Figure collection entries:
━━━━━━━━━━━━━━━━━━━━

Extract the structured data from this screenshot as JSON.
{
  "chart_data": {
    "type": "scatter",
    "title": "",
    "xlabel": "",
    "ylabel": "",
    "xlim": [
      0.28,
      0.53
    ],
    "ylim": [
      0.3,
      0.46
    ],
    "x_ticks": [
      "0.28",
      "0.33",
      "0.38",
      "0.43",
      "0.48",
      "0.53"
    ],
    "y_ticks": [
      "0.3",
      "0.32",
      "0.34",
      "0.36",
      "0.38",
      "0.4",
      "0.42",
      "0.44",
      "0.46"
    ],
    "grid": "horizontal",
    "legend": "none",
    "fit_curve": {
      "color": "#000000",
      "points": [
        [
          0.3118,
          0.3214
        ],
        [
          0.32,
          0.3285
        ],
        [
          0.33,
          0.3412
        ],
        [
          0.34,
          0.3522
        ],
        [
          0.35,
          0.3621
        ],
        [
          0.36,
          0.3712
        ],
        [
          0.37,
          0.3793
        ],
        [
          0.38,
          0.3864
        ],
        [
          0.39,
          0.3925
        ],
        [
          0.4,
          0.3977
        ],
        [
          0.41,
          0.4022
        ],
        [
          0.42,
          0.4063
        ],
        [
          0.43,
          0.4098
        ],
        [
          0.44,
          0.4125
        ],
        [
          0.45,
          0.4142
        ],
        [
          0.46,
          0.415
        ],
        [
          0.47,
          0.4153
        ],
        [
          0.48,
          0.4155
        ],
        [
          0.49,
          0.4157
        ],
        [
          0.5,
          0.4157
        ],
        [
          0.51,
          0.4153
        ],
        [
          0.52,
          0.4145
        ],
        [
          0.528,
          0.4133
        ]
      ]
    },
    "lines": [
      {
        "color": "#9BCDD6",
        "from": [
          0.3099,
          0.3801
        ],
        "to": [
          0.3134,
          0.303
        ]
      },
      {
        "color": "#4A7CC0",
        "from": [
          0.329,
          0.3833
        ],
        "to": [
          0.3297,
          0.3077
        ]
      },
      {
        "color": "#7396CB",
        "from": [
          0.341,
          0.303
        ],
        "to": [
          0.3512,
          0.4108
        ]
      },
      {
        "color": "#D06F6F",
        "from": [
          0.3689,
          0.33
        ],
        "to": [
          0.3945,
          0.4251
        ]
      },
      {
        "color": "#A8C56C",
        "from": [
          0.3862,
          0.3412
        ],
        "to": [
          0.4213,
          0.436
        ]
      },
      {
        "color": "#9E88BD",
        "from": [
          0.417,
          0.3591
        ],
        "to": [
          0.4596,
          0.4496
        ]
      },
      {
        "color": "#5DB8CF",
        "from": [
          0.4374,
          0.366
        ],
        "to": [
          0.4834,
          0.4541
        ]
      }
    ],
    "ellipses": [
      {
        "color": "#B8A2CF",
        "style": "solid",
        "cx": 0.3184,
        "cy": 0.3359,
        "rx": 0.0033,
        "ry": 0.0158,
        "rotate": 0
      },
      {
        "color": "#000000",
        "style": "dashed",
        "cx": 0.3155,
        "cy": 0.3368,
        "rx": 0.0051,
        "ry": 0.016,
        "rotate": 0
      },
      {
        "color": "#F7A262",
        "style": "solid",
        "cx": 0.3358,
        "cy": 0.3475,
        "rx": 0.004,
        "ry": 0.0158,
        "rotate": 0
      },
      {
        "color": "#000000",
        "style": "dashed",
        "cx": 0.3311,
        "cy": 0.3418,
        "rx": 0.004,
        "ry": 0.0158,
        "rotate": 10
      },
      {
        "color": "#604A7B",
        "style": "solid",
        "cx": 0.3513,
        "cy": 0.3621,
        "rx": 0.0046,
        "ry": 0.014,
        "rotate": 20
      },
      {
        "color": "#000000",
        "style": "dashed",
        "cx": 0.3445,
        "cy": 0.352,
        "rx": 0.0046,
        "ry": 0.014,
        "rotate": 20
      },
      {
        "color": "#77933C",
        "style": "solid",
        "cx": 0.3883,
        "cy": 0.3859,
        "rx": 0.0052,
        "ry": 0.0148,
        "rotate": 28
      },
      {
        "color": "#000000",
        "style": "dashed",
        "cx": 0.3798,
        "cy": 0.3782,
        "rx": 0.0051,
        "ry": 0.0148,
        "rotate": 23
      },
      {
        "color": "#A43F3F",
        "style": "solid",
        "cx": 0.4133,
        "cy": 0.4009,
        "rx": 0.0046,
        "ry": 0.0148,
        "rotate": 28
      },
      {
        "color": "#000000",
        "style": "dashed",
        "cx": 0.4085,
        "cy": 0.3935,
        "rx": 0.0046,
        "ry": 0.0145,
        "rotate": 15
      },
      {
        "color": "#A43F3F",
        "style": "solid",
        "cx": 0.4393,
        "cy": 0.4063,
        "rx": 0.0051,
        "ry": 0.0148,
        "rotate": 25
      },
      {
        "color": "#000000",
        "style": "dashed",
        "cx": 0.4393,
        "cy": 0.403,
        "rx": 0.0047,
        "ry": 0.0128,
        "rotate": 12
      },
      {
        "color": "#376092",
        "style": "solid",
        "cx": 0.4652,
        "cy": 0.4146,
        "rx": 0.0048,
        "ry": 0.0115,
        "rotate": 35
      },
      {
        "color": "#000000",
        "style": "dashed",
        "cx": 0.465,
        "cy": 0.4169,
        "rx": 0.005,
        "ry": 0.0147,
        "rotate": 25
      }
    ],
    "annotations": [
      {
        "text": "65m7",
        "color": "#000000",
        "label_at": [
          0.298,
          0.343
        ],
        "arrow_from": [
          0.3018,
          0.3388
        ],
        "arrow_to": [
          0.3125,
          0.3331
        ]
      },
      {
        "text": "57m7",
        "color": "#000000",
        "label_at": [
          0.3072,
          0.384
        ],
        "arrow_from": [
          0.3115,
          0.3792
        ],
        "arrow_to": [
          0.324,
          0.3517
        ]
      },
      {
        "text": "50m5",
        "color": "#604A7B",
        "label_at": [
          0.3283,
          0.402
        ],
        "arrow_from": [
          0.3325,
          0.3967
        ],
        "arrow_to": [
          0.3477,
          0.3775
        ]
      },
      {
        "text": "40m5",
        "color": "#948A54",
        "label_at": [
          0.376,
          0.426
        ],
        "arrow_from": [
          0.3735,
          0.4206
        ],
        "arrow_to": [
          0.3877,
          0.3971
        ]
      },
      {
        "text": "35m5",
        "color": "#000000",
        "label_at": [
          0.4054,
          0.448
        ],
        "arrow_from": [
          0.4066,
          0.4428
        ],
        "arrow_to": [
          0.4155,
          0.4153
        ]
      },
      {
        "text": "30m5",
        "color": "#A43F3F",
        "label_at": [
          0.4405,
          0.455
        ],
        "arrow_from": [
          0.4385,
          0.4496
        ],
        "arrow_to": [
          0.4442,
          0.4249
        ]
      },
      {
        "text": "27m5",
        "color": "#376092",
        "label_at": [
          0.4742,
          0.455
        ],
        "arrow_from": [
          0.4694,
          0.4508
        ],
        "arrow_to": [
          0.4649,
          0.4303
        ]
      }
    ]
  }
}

━━━━━━━━━━━━━━━━━━━━

**Task to carry out**
Using the entries above, please restate each one word for word.

**Response**
Extract the structured data from this screenshot as JSON.
{
  "chart_data": {
    "type": "scatter",
    "title": "",
    "xlabel": "",
    "ylabel": "",
    "xlim": [
      0.28,
      0.53
    ],
    "ylim": [
      0.3,
      0.46
    ],
    "x_ticks": [
      "0.28",
      "0.33",
      "0.38",
      "0.43",
      "0.48",
      "0.53"
    ],
    "y_ticks": [
      "0.3",
      "0.32",
      "0.34",
      "0.36",
      "0.38",
      "0.4",
      "0.42",
      "0.44",
      "0.46"
    ],
    "grid": "horizontal",
    "legend": "none",
    "fit_curve": {
      "color": "#000000",
      "points": [
        [
          0.3118,
          0.3214
        ],
        [
          0.32,
          0.3285
        ],
        [
          0.33,
          0.3412
        ],
        [
          0.34,
          0.3522
        ],
        [
          0.35,
          0.3621
        ],
        [
          0.36,
          0.3712
        ],
        [
          0.37,
          0.3793
        ],
        [
          0.38,
          0.3864
        ],
        [
          0.39,
          0.3925
        ],
        [
          0.4,
          0.3977
        ],
        [
          0.41,
          0.4022
        ],
        [
          0.42,
          0.4063
        ],
        [
          0.43,
          0.4098
        ],
        [
          0.44,
          0.4125
        ],
        [
          0.45,
          0.4142
        ],
        [
          0.46,
          0.415
        ],
        [
          0.47,
          0.4153
        ],
        [
          0.48,
          0.4155
        ],
        [
          0.49,
          0.4157
        ],
        [
          0.5,
          0.4157
        ],
        [
          0.51,
          0.4153
        ],
        [
          0.52,
          0.4145
        ],
        [
          0.528,
          0.4133
        ]
      ]
    },
    "lines": [
      {
        "color": "#9BCDD6",
        "from": [
          0.3099,
          0.3801
        ],
        "to": [
          0.3134,
          0.303
        ]
      },
      {
        "color": "#4A7CC0",
        "from": [
          0.329,
          0.3833
        ],
        "to": [
          0.3297,
          0.3077
        ]
      },
      {
        "color": "#7396CB",
        "from": [
          0.341,
          0.303
        ],
        "to": [
          0.3512,
          0.4108
        ]
      },
      {
        "color": "#D06F6F",
        "from": [
          0.3689,
          0.33
        ],
        "to": [
          0.3945,
          0.4251
        ]
      },
      {
        "color": "#A8C56C",
        "from": [
          0.3862,
          0.3412
        ],
        "to": [
          0.4213,
          0.436
        ]
      },
      {
        "color": "#9E88BD",
        "from": [
          0.417,
          0.3591
        ],
        "to": [
          0.4596,
          0.4496
        ]
      },
      {
        "color": "#5DB8CF",
        "from": [
          0.4374,
          0.366
        ],
        "to": [
          0.4834,
          0.4541
        ]
      }
    ],
    "ellipses": [
      {
        "color": "#B8A2CF",
        "style": "solid",
        "cx": 0.3184,
        "cy": 0.3359,
        "rx": 0.0033,
        "ry": 0.0158,
        "rotate": 0
      },
      {
        "color": "#000000",
        "style": "dashed",
        "cx": 0.3155,
        "cy": 0.3368,
        "rx": 0.0051,
        "ry": 0.016,
        "rotate": 0
      },
      {
        "color": "#F7A262",
        "style": "solid",
        "cx": 0.3358,
        "cy": 0.3475,
        "rx": 0.004,
        "ry": 0.0158,
        "rotate": 0
      },
      {
        "color": "#000000",
        "style": "dashed",
        "cx": 0.3311,
        "cy": 0.3418,
        "rx": 0.004,
        "ry": 0.0158,
        "rotate": 10
      },
      {
        "color": "#604A7B",
        "style": "solid",
        "cx": 0.3513,
        "cy": 0.3621,
        "rx": 0.0046,
        "ry": 0.014,
        "rotate": 20
      },
      {
        "color": "#000000",
        "style": "dashed",
        "cx": 0.3445,
        "cy": 0.352,
        "rx": 0.0046,
        "ry": 0.014,
        "rotate": 20
      },
      {
        "color": "#77933C",
        "style": "solid",
        "cx": 0.3883,
        "cy": 0.3859,
        "rx": 0.0052,
        "ry": 0.0148,
        "rotate": 28
      },
      {
        "color": "#000000",
        "style": "dashed",
        "cx": 0.3798,
        "cy": 0.3782,
        "rx": 0.0051,
        "ry": 0.0148,
        "rotate": 23
      },
      {
        "color": "#A43F3F",
        "style": "solid",
        "cx": 0.4133,
        "cy": 0.4009,
        "rx": 0.0046,
        "ry": 0.0148,
        "rotate": 28
      },
      {
        "color": "#000000",
        "style": "dashed",
        "cx": 0.4085,
        "cy": 0.3935,
        "rx": 0.0046,
        "ry": 0.0145,
        "rotate": 15
      },
      {
        "color": "#A43F3F",
        "style": "solid",
        "cx": 0.4393,
        "cy": 0.4063,
        "rx": 0.0051,
        "ry": 0.0148,
        "rotate": 25
      },
      {
        "color": "#000000",
        "style": "dashed",
        "cx": 0.4393,
        "cy": 0.403,
        "rx": 0.0047,
        "ry": 0.0128,
        "rotate": 12
      },
      {
        "color": "#376092",
        "style": "solid",
        "cx": 0.4652,
        "cy": 0.4146,
        "rx": 0.0048,
        "ry": 0.0115,
        "rotate": 35
      },
      {
        "color": "#000000",
        "style": "dashed",
        "cx": 0.465,
        "cy": 0.4169,
        "rx": 0.005,
        "ry": 0.0147,
        "rotate": 25
      }
    ],
    "annotations": [
      {
        "text": "65m7",
        "color": "#000000",
        "label_at": [
          0.298,
          0.343
        ],
        "arrow_from": [
          0.3018,
          0.3388
        ],
        "arrow_to": [
          0.3125,
          0.3331
        ]
      },
      {
        "text": "57m7",
        "color": "#000000",
        "label_at": [
          0.3072,
          0.384
        ],
        "arrow_from": [
          0.3115,
          0.3792
        ],
        "arrow_to": [
          0.324,
          0.3517
        ]
      },
      {
        "text": "50m5",
        "color": "#604A7B",
        "label_at": [
          0.3283,
          0.402
        ],
        "arrow_from": [
          0.3325,
          0.3967
        ],
        "arrow_to": [
          0.3477,
          0.3775
        ]
      },
      {
        "text": "40m5",
        "color": "#948A54",
        "label_at": [
          0.376,
          0.426
        ],
        "arrow_from": [
          0.3735,
          0.4206
        ],
        "arrow_to": [
          0.3877,
          0.3971
        ]
      },
      {
        "text": "35m5",
        "color": "#000000",
        "label_at": [
          0.4054,
          0.448
        ],
        "arrow_from": [
          0.4066,
          0.4428
        ],
        "arrow_to": [
          0.4155,
          0.4153
        ]
      },
      {
        "text": "30m5",
        "color": "#A43F3F",
        "label_at": [
          0.4405,
          0.455
        ],
        "arrow_from": [
          0.4385,
          0.4496
        ],
        "arrow_to": [
          0.4442,
          0.4249
        ]
      },
      {
        "text": "27m5",
        "color": "#376092",
        "label_at": [
          0.4742,
          0.455
        ],
        "arrow_from": [
          0.4694,
          0.4508
        ],
        "arrow_to": [
          0.4649,
          0.4303
        ]
      }
    ]
  }
}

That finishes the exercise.